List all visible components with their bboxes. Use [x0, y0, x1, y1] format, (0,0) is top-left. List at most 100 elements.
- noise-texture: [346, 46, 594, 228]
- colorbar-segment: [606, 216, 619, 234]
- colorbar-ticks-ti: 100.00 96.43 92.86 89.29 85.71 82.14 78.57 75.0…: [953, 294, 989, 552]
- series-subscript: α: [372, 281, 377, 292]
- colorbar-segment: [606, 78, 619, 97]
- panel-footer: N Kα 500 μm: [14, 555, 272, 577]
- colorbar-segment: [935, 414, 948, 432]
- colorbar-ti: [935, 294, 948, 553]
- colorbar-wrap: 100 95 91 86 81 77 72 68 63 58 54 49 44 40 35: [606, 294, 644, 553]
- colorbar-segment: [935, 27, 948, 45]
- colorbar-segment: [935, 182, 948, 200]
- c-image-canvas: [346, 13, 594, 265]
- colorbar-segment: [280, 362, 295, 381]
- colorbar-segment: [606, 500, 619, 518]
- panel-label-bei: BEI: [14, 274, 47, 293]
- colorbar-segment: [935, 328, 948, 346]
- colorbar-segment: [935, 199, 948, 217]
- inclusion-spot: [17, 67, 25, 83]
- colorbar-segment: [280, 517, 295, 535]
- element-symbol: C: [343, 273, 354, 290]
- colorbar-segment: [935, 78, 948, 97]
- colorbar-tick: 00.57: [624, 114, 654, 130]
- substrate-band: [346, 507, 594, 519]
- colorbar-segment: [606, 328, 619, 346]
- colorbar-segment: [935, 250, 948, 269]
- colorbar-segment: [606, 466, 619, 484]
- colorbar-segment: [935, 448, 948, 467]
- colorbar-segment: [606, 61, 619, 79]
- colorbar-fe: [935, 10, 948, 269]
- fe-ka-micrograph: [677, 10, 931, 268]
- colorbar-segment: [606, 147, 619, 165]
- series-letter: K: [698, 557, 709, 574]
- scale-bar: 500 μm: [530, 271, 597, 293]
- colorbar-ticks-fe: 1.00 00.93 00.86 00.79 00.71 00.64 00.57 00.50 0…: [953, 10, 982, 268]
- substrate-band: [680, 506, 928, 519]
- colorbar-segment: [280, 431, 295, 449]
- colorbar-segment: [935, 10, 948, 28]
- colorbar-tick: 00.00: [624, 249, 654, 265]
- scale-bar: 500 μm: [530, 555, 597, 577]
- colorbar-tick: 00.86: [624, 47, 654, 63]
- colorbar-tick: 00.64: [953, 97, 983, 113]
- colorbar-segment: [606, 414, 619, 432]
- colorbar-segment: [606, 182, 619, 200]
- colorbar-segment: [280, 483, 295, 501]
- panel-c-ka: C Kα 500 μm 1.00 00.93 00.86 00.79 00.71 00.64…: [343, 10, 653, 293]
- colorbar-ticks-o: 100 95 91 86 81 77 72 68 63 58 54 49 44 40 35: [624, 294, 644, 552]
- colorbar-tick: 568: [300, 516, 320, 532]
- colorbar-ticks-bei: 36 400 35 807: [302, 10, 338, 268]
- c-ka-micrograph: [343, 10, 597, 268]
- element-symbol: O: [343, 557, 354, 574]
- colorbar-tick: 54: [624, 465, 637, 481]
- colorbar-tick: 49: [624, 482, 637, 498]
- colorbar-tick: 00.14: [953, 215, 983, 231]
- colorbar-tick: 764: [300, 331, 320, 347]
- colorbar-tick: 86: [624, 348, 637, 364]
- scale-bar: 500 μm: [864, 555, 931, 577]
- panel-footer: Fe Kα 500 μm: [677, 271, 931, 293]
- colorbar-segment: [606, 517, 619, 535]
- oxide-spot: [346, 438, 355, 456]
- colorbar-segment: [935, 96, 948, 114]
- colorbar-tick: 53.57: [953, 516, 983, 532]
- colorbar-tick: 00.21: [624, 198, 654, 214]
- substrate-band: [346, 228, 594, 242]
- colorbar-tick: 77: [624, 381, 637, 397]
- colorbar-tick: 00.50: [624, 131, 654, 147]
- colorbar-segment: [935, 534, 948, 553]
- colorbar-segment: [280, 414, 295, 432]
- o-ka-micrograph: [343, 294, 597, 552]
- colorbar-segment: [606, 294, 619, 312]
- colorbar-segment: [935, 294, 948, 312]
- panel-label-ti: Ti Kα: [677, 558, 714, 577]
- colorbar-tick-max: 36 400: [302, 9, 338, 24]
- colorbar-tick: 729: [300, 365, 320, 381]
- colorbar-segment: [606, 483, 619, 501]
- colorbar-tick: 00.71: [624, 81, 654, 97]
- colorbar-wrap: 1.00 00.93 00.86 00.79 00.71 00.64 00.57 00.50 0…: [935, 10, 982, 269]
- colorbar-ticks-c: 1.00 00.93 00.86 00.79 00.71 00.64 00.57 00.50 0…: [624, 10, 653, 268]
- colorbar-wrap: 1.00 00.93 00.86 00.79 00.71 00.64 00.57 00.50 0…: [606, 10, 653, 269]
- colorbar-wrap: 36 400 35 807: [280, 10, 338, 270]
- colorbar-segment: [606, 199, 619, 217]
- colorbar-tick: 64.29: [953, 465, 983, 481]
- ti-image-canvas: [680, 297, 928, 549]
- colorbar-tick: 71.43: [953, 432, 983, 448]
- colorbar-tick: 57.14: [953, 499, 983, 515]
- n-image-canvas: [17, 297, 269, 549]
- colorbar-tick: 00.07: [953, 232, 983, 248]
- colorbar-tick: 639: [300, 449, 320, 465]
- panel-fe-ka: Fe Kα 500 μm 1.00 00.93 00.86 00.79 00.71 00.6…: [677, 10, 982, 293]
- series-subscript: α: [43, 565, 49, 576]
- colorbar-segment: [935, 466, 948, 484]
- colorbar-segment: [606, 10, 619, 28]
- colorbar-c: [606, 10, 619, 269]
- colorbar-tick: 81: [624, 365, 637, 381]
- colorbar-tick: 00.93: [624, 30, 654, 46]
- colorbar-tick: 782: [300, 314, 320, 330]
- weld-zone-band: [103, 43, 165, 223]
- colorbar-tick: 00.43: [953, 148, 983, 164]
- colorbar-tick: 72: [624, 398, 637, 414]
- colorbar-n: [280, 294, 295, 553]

TASK TO CARRY OUT> Reproduce each line of the records above, character for character, without changing, dropping or adding anything.

EXERCISE OUTPUT>
List all visible components with their bboxes. Use [x0, y0, x1, y1] format, (0,0) is top-left. List at most 100 elements.
- noise-texture: [346, 46, 594, 228]
- colorbar-segment: [606, 216, 619, 234]
- colorbar-ticks-ti: 100.00 96.43 92.86 89.29 85.71 82.14 78.57 75.0…: [953, 294, 989, 552]
- series-subscript: α: [372, 281, 377, 292]
- colorbar-segment: [606, 78, 619, 97]
- panel-footer: N Kα 500 μm: [14, 555, 272, 577]
- colorbar-segment: [935, 414, 948, 432]
- colorbar-ti: [935, 294, 948, 553]
- colorbar-wrap: 100 95 91 86 81 77 72 68 63 58 54 49 44 40 35: [606, 294, 644, 553]
- colorbar-segment: [935, 27, 948, 45]
- colorbar-segment: [935, 182, 948, 200]
- c-image-canvas: [346, 13, 594, 265]
- colorbar-segment: [280, 362, 295, 381]
- colorbar-segment: [606, 500, 619, 518]
- panel-label-bei: BEI: [14, 274, 47, 293]
- colorbar-segment: [935, 328, 948, 346]
- colorbar-segment: [935, 199, 948, 217]
- inclusion-spot: [17, 67, 25, 83]
- colorbar-segment: [280, 517, 295, 535]
- element-symbol: C: [343, 273, 354, 290]
- colorbar-segment: [935, 78, 948, 97]
- colorbar-tick: 00.57: [624, 114, 654, 130]
- substrate-band: [346, 507, 594, 519]
- colorbar-segment: [606, 328, 619, 346]
- colorbar-segment: [935, 250, 948, 269]
- colorbar-segment: [606, 466, 619, 484]
- colorbar-segment: [935, 448, 948, 467]
- colorbar-segment: [606, 61, 619, 79]
- colorbar-fe: [935, 10, 948, 269]
- fe-ka-micrograph: [677, 10, 931, 268]
- colorbar-segment: [606, 147, 619, 165]
- series-letter: K: [698, 557, 709, 574]
- scale-bar: 500 μm: [530, 271, 597, 293]
- colorbar-ticks-fe: 1.00 00.93 00.86 00.79 00.71 00.64 00.57 00.50 0…: [953, 10, 982, 268]
- substrate-band: [680, 506, 928, 519]
- colorbar-segment: [280, 431, 295, 449]
- colorbar-segment: [935, 10, 948, 28]
- colorbar-tick: 00.00: [624, 249, 654, 265]
- scale-bar: 500 μm: [530, 555, 597, 577]
- colorbar-tick: 00.86: [624, 47, 654, 63]
- colorbar-tick: 00.64: [953, 97, 983, 113]
- colorbar-segment: [606, 414, 619, 432]
- colorbar-segment: [606, 182, 619, 200]
- colorbar-segment: [280, 483, 295, 501]
- panel-c-ka: C Kα 500 μm 1.00 00.93 00.86 00.79 00.71 00.64…: [343, 10, 653, 293]
- colorbar-ticks-o: 100 95 91 86 81 77 72 68 63 58 54 49 44 40 35: [624, 294, 644, 552]
- colorbar-tick: 568: [300, 516, 320, 532]
- colorbar-ticks-bei: 36 400 35 807: [302, 10, 338, 268]
- c-ka-micrograph: [343, 10, 597, 268]
- element-symbol: O: [343, 557, 354, 574]
- colorbar-tick: 54: [624, 465, 637, 481]
- colorbar-tick: 49: [624, 482, 637, 498]
- colorbar-tick: 00.14: [953, 215, 983, 231]
- colorbar-tick: 764: [300, 331, 320, 347]
- colorbar-tick: 86: [624, 348, 637, 364]
- scale-bar: 500 μm: [864, 555, 931, 577]
- panel-footer: Fe Kα 500 μm: [677, 271, 931, 293]
- colorbar-segment: [606, 517, 619, 535]
- oxide-spot: [346, 438, 355, 456]
- colorbar-segment: [935, 96, 948, 114]
- colorbar-tick: 53.57: [953, 516, 983, 532]
- colorbar-tick: 00.21: [624, 198, 654, 214]
- substrate-band: [346, 228, 594, 242]
- colorbar-tick: 77: [624, 381, 637, 397]
- colorbar-tick: 00.50: [624, 131, 654, 147]
- colorbar-segment: [935, 534, 948, 553]
- colorbar-segment: [280, 414, 295, 432]
- o-ka-micrograph: [343, 294, 597, 552]
- colorbar-segment: [606, 294, 619, 312]
- colorbar-segment: [935, 294, 948, 312]
- panel-label-ti: Ti Kα: [677, 558, 714, 577]
- colorbar-tick-max: 36 400: [302, 9, 338, 24]
- colorbar-tick: 729: [300, 365, 320, 381]
- colorbar-segment: [606, 483, 619, 501]
- colorbar-tick: 00.71: [624, 81, 654, 97]
- colorbar-wrap: 1.00 00.93 00.86 00.79 00.71 00.64 00.57 00.50 0…: [935, 10, 982, 269]
- colorbar-ticks-c: 1.00 00.93 00.86 00.79 00.71 00.64 00.57 00.50 0…: [624, 10, 653, 268]
- colorbar-wrap: 1.00 00.93 00.86 00.79 00.71 00.64 00.57 00.50 0…: [606, 10, 653, 269]
- colorbar-wrap: 36 400 35 807: [280, 10, 338, 270]
- colorbar-segment: [606, 199, 619, 217]
- colorbar-tick: 64.29: [953, 465, 983, 481]
- ti-image-canvas: [680, 297, 928, 549]
- colorbar-tick: 71.43: [953, 432, 983, 448]
- colorbar-tick: 57.14: [953, 499, 983, 515]
- n-image-canvas: [17, 297, 269, 549]
- colorbar-tick: 00.07: [953, 232, 983, 248]
- colorbar-tick: 639: [300, 449, 320, 465]
- panel-fe-ka: Fe Kα 500 μm 1.00 00.93 00.86 00.79 00.71 00.6…: [677, 10, 982, 293]
- series-subscript: α: [43, 565, 49, 576]
- colorbar-segment: [935, 466, 948, 484]
- colorbar-segment: [606, 10, 619, 28]
- colorbar-c: [606, 10, 619, 269]
- colorbar-tick: 81: [624, 365, 637, 381]
- colorbar-tick: 00.93: [624, 30, 654, 46]
- colorbar-tick: 782: [300, 314, 320, 330]
- weld-zone-band: [103, 43, 165, 223]
- colorbar-tick: 00.43: [953, 148, 983, 164]
- colorbar-tick: 72: [624, 398, 637, 414]
- colorbar-n: [280, 294, 295, 553]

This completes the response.